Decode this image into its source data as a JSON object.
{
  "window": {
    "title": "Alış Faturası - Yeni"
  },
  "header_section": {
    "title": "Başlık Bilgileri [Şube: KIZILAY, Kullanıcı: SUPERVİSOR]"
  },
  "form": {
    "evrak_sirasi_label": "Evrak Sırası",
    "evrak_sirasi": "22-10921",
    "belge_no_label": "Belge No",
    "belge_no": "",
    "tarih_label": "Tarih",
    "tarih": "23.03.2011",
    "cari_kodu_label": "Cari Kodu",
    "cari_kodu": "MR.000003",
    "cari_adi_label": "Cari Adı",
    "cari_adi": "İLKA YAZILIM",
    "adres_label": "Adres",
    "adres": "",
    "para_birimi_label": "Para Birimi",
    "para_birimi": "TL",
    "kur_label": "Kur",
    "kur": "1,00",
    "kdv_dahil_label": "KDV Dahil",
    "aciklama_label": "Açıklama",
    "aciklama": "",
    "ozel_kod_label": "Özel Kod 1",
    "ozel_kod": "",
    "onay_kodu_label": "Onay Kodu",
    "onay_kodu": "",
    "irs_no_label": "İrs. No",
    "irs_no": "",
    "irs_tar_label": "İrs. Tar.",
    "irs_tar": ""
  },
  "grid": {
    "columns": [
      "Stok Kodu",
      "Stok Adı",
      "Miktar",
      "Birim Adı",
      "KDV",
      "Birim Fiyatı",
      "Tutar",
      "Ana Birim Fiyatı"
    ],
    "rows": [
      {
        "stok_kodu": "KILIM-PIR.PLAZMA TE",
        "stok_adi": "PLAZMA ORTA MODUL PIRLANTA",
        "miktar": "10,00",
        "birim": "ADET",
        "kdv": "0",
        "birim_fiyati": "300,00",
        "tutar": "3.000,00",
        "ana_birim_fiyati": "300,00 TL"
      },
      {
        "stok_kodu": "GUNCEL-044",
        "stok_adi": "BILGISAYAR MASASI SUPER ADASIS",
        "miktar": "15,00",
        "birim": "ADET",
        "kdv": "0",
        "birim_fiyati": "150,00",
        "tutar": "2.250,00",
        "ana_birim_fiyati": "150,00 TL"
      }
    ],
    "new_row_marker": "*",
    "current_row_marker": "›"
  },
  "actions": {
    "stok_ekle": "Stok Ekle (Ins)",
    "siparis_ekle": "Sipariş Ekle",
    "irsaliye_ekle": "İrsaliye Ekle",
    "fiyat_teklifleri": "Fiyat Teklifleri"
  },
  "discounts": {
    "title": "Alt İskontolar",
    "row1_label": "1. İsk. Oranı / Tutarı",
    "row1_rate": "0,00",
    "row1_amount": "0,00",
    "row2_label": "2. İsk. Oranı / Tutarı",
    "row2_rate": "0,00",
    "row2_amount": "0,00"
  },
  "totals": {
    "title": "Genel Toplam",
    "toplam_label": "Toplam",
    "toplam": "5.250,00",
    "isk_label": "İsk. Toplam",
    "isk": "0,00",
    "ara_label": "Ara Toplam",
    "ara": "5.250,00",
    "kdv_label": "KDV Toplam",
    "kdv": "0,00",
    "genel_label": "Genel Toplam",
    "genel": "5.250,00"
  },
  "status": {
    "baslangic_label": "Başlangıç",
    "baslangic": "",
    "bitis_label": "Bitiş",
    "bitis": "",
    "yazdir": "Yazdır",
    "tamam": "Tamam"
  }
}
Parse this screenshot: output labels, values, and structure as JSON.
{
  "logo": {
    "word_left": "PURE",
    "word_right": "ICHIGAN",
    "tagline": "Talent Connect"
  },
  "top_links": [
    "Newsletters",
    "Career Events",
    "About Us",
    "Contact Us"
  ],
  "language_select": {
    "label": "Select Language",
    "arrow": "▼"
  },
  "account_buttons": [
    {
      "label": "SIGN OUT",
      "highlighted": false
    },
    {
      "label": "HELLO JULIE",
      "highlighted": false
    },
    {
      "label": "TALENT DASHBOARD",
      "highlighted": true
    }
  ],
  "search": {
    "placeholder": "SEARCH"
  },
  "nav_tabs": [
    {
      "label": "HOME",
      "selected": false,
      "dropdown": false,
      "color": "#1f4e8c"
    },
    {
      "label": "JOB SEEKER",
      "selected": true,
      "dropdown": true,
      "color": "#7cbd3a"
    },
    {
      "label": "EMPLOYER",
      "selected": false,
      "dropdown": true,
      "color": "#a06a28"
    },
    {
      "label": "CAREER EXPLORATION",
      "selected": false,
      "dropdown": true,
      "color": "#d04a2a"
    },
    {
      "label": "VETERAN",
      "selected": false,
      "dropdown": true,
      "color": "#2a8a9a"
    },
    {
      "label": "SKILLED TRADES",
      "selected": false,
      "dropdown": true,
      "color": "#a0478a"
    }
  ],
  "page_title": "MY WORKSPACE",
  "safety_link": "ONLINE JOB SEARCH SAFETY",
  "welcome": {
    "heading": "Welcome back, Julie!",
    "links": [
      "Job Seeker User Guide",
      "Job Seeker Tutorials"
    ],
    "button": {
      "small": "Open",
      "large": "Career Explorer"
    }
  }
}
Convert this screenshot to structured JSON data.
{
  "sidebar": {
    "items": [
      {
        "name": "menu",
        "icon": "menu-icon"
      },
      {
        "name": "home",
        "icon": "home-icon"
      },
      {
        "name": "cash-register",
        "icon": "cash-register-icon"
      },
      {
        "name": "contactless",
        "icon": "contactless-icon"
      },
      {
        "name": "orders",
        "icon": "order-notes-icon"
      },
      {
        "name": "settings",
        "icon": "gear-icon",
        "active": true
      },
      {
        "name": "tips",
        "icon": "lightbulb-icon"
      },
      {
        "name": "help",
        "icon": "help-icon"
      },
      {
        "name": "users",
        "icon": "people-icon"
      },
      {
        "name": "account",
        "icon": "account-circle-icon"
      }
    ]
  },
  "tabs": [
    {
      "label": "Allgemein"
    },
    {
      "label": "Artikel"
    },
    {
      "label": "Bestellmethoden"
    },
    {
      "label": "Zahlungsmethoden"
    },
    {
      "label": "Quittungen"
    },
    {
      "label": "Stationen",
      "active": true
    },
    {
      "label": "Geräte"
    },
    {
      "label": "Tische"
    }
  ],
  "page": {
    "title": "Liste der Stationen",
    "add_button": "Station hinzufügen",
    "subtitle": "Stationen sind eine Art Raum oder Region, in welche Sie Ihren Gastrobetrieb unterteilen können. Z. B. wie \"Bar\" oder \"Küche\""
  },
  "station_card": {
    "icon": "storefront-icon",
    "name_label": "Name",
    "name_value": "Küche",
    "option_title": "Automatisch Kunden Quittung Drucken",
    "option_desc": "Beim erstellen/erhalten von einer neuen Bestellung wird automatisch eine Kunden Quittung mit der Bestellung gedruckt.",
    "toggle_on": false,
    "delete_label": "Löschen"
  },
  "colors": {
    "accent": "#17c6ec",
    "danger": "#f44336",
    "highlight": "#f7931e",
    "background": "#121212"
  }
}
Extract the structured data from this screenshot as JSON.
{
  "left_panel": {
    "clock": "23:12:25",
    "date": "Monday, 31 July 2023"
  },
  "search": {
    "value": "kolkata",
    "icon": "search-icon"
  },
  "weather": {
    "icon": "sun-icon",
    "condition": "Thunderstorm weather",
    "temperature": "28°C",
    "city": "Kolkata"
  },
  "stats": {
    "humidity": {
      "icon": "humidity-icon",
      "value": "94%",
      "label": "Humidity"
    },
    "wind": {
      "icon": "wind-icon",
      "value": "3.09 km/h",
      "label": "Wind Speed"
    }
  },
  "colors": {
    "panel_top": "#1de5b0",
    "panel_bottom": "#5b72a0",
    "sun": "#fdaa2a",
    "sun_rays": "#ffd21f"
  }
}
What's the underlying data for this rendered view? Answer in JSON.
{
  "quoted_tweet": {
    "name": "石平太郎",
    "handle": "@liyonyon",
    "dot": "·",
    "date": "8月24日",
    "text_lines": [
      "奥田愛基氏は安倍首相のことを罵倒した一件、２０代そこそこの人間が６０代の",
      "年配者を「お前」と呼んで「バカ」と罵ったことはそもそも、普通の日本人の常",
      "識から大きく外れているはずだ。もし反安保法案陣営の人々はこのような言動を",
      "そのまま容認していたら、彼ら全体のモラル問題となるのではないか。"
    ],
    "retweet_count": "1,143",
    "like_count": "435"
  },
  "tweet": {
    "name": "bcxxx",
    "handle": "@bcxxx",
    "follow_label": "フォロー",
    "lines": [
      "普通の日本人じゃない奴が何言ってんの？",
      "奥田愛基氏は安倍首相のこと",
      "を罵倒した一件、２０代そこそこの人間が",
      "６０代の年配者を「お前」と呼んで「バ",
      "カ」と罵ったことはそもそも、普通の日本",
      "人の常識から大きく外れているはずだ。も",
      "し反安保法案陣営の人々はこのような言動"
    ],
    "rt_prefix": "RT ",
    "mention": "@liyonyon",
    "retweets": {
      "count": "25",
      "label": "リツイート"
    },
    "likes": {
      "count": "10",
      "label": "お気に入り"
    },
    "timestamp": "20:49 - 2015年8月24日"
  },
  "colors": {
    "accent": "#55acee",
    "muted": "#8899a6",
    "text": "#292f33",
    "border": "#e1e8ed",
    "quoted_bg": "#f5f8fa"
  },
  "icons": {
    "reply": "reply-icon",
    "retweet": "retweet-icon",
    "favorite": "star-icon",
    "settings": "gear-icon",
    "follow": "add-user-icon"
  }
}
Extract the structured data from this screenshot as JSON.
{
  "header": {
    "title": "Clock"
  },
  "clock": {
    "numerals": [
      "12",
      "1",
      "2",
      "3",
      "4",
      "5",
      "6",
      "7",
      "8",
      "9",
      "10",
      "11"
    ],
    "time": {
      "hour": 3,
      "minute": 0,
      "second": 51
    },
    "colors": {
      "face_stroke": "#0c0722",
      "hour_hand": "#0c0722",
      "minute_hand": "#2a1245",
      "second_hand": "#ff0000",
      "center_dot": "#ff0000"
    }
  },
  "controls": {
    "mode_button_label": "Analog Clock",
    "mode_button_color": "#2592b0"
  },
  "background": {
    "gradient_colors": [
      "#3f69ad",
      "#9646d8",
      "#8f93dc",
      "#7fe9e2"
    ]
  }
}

• **EXERCISE TASK**:
Check each line of the records for the word "cash" and extract those that contain it.

• **SOLUTION TO THE PROBLEM**:
        "name": "cash-register",
        "icon": "cash-register-icon"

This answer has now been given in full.